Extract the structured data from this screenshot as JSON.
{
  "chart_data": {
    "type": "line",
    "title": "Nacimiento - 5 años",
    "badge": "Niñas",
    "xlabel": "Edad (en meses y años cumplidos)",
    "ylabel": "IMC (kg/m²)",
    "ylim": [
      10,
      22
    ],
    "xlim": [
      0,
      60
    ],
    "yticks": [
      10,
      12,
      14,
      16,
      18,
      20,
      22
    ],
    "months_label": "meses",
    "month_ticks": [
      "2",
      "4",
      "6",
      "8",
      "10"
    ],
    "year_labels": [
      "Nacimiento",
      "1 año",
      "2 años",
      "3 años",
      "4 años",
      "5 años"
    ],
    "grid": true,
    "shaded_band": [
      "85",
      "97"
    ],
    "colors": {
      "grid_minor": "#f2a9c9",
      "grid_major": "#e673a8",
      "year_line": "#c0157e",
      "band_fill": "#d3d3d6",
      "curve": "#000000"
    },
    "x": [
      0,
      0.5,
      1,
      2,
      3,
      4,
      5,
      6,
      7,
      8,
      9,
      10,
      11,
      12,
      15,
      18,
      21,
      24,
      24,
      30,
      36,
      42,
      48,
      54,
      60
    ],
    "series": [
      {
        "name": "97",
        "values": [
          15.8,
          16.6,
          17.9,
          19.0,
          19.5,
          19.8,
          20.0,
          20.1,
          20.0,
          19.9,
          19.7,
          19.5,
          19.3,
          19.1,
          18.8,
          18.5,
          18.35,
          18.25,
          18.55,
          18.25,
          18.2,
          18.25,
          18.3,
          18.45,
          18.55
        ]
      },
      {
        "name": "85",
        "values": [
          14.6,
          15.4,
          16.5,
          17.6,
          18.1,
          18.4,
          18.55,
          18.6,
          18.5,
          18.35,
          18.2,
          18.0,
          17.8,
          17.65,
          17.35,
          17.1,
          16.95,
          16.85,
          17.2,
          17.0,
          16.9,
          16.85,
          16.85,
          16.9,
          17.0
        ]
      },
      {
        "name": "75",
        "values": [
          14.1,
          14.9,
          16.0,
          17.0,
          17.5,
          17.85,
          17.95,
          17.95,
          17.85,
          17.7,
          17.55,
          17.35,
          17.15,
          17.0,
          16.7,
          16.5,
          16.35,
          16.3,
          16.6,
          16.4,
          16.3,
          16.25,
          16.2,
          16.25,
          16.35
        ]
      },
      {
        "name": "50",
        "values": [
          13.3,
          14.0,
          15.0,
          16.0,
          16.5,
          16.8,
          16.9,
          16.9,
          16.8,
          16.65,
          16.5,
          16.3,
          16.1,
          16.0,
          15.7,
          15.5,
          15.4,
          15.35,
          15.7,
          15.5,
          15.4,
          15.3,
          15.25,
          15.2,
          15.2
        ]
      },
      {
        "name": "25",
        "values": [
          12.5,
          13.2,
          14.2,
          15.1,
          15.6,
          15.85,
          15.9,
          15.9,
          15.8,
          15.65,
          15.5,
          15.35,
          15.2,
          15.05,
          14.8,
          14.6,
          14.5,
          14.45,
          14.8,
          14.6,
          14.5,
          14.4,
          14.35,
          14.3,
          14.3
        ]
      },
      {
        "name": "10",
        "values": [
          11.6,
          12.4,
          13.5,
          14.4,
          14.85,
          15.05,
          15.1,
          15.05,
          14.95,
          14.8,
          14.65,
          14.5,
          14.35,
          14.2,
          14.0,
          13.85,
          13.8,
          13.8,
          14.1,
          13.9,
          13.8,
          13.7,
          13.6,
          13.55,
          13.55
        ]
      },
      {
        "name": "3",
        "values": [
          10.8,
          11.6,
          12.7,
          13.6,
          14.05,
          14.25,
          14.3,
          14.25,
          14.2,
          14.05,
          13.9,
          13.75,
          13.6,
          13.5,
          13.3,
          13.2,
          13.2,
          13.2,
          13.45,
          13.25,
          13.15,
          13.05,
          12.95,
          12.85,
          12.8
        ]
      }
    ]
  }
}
====
* _Task brief_: Search the entries for the word "name", then list each line that holds it.

* _Final result_:
        "name": "97",
        "name": "85",
        "name": "75",
        "name": "50",
        "name": "25",
        "name": "10",
        "name": "3",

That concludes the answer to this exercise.